Copy nothing but the text: repeat each entry exactly and drop the images.

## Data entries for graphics
>> Start

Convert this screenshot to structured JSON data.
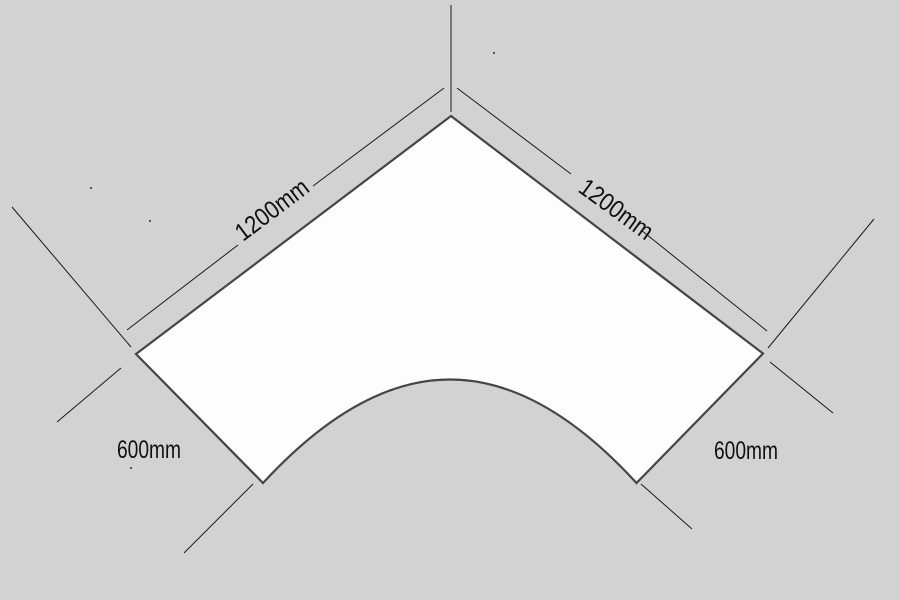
{
  "drawing": {
    "type": "dimensioned technical drawing",
    "subject": "corner desk top with curved front cutout",
    "background_color": "#d2d2d2",
    "surface_fill": "#fdfdfd",
    "surface_outline_color": "#454545",
    "construction_line_color": "#1a1a1a",
    "text_color": "#101010",
    "labels": {
      "dim_top_left_edge": "1200mm",
      "dim_top_right_edge": "1200mm",
      "dim_left_side": "600mm",
      "dim_right_side": "600mm"
    },
    "dimensions_mm": {
      "top_left_edge": 1200,
      "top_right_edge": 1200,
      "left_side": 600,
      "right_side": 600
    }
  }
}
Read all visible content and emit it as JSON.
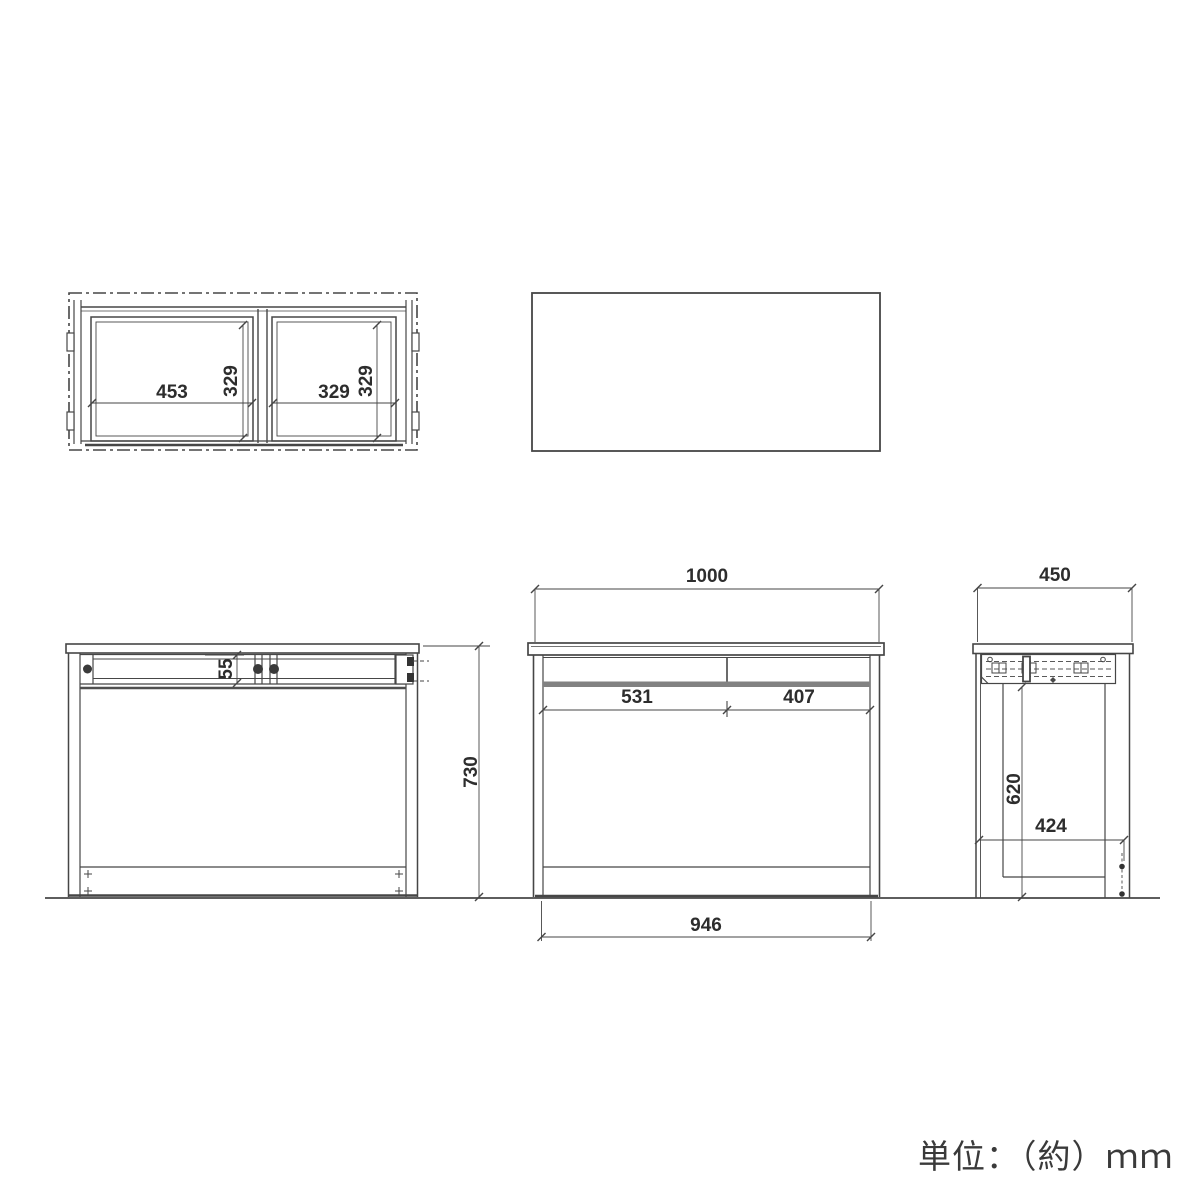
{
  "unit_note": "単位：（約）ｍｍ",
  "plan_view": {
    "left_compartment_width": "453",
    "left_compartment_depth": "329",
    "right_compartment_width": "329",
    "right_compartment_depth": "329"
  },
  "rear_view": {
    "rail_height": "55",
    "overall_height": "730"
  },
  "front_view": {
    "overall_width": "1000",
    "left_drawer_width": "531",
    "right_drawer_width": "407",
    "inner_width": "946"
  },
  "side_view": {
    "overall_depth": "450",
    "under_rail_height": "620",
    "inner_depth": "424"
  }
}
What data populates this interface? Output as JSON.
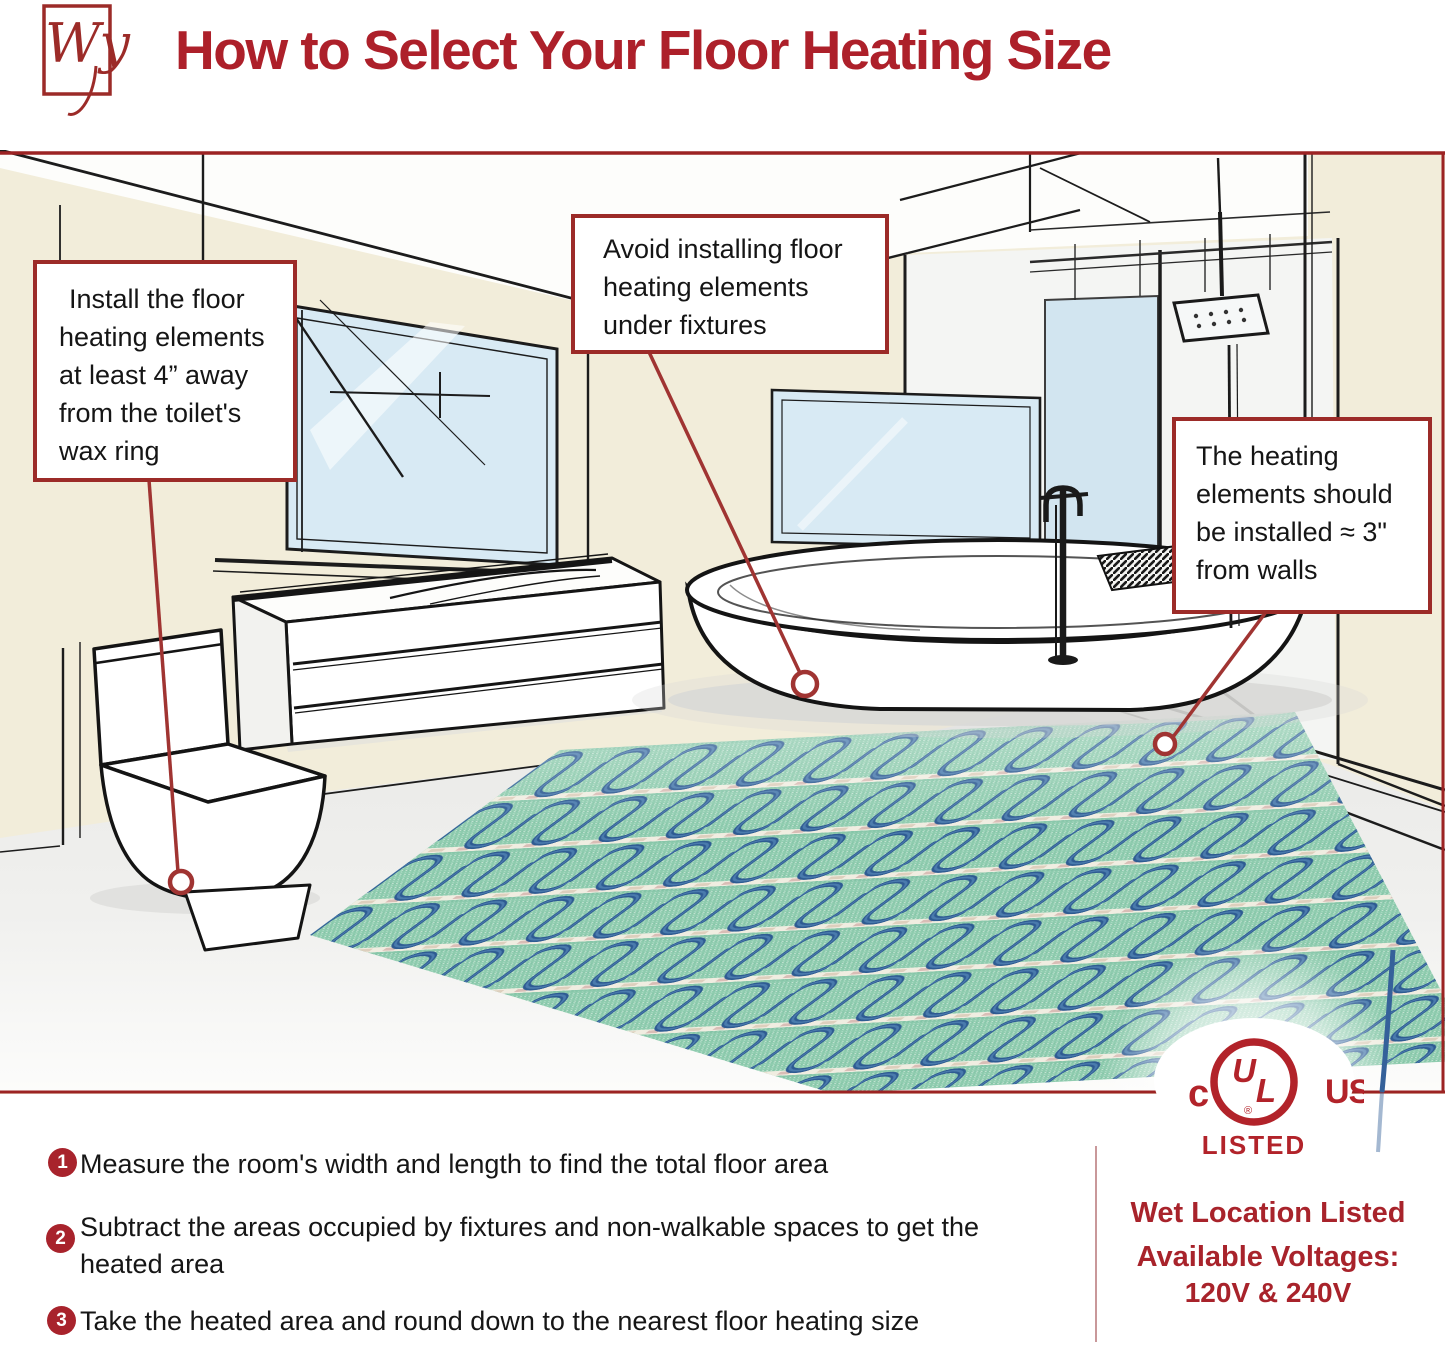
{
  "page": {
    "logo_text": "Wy",
    "title": "How to Select Your Floor Heating Size"
  },
  "callouts": {
    "toilet": {
      "lines": [
        "Install the floor",
        "heating elements",
        "at least 4” away",
        "from the toilet's",
        "wax ring"
      ]
    },
    "fixtures": {
      "lines": [
        "Avoid installing floor",
        "heating elements",
        "under fixtures"
      ]
    },
    "walls": {
      "lines": [
        "The heating",
        "elements should",
        "be installed ≈ 3\"",
        "from walls"
      ]
    }
  },
  "steps": [
    {
      "num": "1",
      "text": "Measure the room's width and length to find the total floor area"
    },
    {
      "num": "2",
      "text": "Subtract the areas occupied by fixtures and non-walkable spaces to get the heated area"
    },
    {
      "num": "3",
      "text": "Take the heated area and round down to the nearest floor heating size"
    }
  ],
  "certification": {
    "c": "c",
    "u": "U",
    "l": "L",
    "us": "US",
    "reg": "®",
    "listed": "LISTED",
    "wet_location": "Wet Location Listed",
    "voltages_label": "Available Voltages:",
    "voltages_value": "120V & 240V"
  },
  "colors": {
    "accent_red": "#9c2b28",
    "title_red": "#ad202a",
    "ul_red": "#b2232a",
    "text": "#1a1a1a",
    "wall_cream": "#f2edda",
    "window_blue": "#d8eaf4",
    "mat_green": "#8ecbae",
    "cable_blue": "#2e5b92",
    "tape_white": "#f0ede1"
  }
}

>> End

## Output of the task
Convert this screenshot to structured JSON data.
{
  "drawing": {
    "type": "dimensioned technical drawing",
    "subject": "corner desk top with curved front cutout",
    "background_color": "#d2d2d2",
    "surface_fill": "#fdfdfd",
    "surface_outline_color": "#454545",
    "construction_line_color": "#1a1a1a",
    "text_color": "#101010",
    "labels": {
      "dim_top_left_edge": "1200mm",
      "dim_top_right_edge": "1200mm",
      "dim_left_side": "600mm",
      "dim_right_side": "600mm"
    },
    "dimensions_mm": {
      "top_left_edge": 1200,
      "top_right_edge": 1200,
      "left_side": 600,
      "right_side": 600
    }
  }
}
Read all visible content and emit it as JSON.
{
  "unit_note": "単位：（約）ｍｍ",
  "plan_view": {
    "left_compartment_width": "453",
    "left_compartment_depth": "329",
    "right_compartment_width": "329",
    "right_compartment_depth": "329"
  },
  "rear_view": {
    "rail_height": "55",
    "overall_height": "730"
  },
  "front_view": {
    "overall_width": "1000",
    "left_drawer_width": "531",
    "right_drawer_width": "407",
    "inner_width": "946"
  },
  "side_view": {
    "overall_depth": "450",
    "under_rail_height": "620",
    "inner_depth": "424"
  }
}
What data populates this interface? Output as JSON.
{
  "page": {
    "logo_text": "Wy",
    "title": "How to Select Your Floor Heating Size"
  },
  "callouts": {
    "toilet": {
      "lines": [
        "Install the floor",
        "heating elements",
        "at least 4” away",
        "from the toilet's",
        "wax ring"
      ]
    },
    "fixtures": {
      "lines": [
        "Avoid installing floor",
        "heating elements",
        "under fixtures"
      ]
    },
    "walls": {
      "lines": [
        "The heating",
        "elements should",
        "be installed ≈ 3\"",
        "from walls"
      ]
    }
  },
  "steps": [
    {
      "num": "1",
      "text": "Measure the room's width and length to find the total floor area"
    },
    {
      "num": "2",
      "text": "Subtract the areas occupied by fixtures and non-walkable spaces to get the heated area"
    },
    {
      "num": "3",
      "text": "Take the heated area and round down to the nearest floor heating size"
    }
  ],
  "certification": {
    "c": "c",
    "u": "U",
    "l": "L",
    "us": "US",
    "reg": "®",
    "listed": "LISTED",
    "wet_location": "Wet Location Listed",
    "voltages_label": "Available Voltages:",
    "voltages_value": "120V & 240V"
  },
  "colors": {
    "accent_red": "#9c2b28",
    "title_red": "#ad202a",
    "ul_red": "#b2232a",
    "text": "#1a1a1a",
    "wall_cream": "#f2edda",
    "window_blue": "#d8eaf4",
    "mat_green": "#8ecbae",
    "cable_blue": "#2e5b92",
    "tape_white": "#f0ede1"
  }
}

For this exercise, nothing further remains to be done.